» **Dataset entries**
#####

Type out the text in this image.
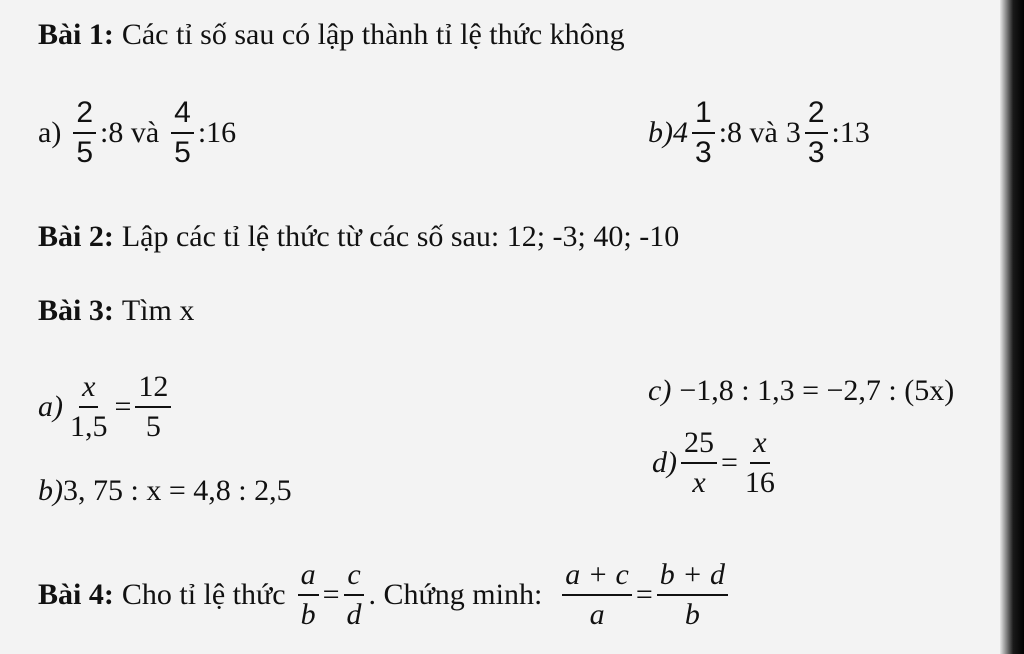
Bài 1: Các tỉ số sau có lập thành tỉ lệ thức không
$a) \frac{2}{5}$ :8 và $\frac{4}{5}$ :16	$b)4 \frac{1}{3}$ :8 và $3 \frac{2}{3}$ :13
Bài 2: Lập các tỉ lệ thức từ các số sau: 12; -3; 40; -10
Bài 3: Tìm x
$a) \frac{x}{1,5} = \frac{12}{5}$
b) 3, 75 : x = 4,8 : 2,5
c) −1,8 : 1,3 = −2,7 : (5x)
$d) \frac{25}{x} = \frac{x}{16}$
Bài 4: Cho tỉ lệ thức $\frac{a}{b} = \frac{c}{d}$ . Chứng minh: $\frac{a + c}{a} = \frac{b + d}{b}$
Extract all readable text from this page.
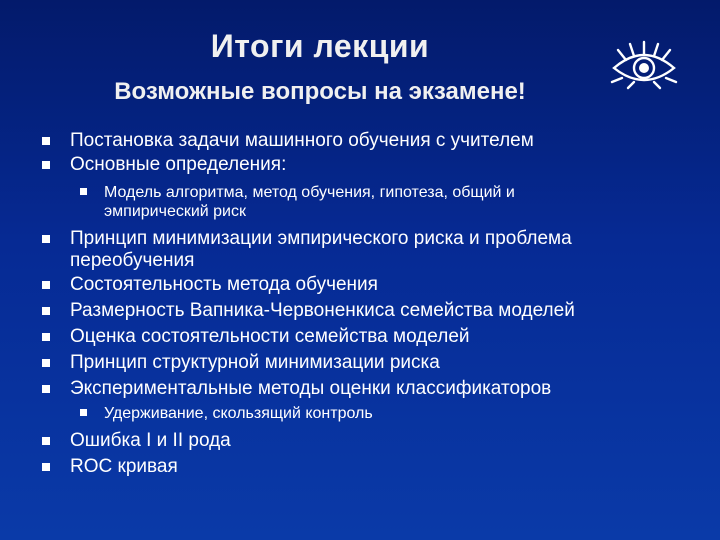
Итоги лекции
Возможные вопросы на экзамене!
Постановка задачи машинного обучения с учителем
Основные определения:
Модель алгоритма, метод обучения, гипотеза, общий и эмпирический риск
Принцип минимизации эмпирического риска и проблема переобучения
Состоятельность метода обучения
Размерность Вапника-Червоненкиса семейства моделей
Оценка состоятельности семейства моделей
Принцип структурной минимизации риска
Экспериментальные методы оценки классификаторов
Удерживание, скользящий контроль
Ошибка I и II рода
ROC кривая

#####

Write out each line again precisely as it appears, skipping every picture.

Type out the text in this image.
Bài 1: Các tỉ số sau có lập thành tỉ lệ thức không
$a) \frac{2}{5}$ :8 và $\frac{4}{5}$ :16	$b)4 \frac{1}{3}$ :8 và $3 \frac{2}{3}$ :13
Bài 2: Lập các tỉ lệ thức từ các số sau: 12; -3; 40; -10
Bài 3: Tìm x
$a) \frac{x}{1,5} = \frac{12}{5}$
b) 3, 75 : x = 4,8 : 2,5
c) −1,8 : 1,3 = −2,7 : (5x)
$d) \frac{25}{x} = \frac{x}{16}$
Bài 4: Cho tỉ lệ thức $\frac{a}{b} = \frac{c}{d}$ . Chứng minh: $\frac{a + c}{a} = \frac{b + d}{b}$
Extract all readable text from this page.
Итоги лекции
Возможные вопросы на экзамене!
Постановка задачи машинного обучения с учителем
Основные определения:
Модель алгоритма, метод обучения, гипотеза, общий и эмпирический риск
Принцип минимизации эмпирического риска и проблема переобучения
Состоятельность метода обучения
Размерность Вапника-Червоненкиса семейства моделей
Оценка состоятельности семейства моделей
Принцип структурной минимизации риска
Экспериментальные методы оценки классификаторов
Удерживание, скользящий контроль
Ошибка I и II рода
ROC кривая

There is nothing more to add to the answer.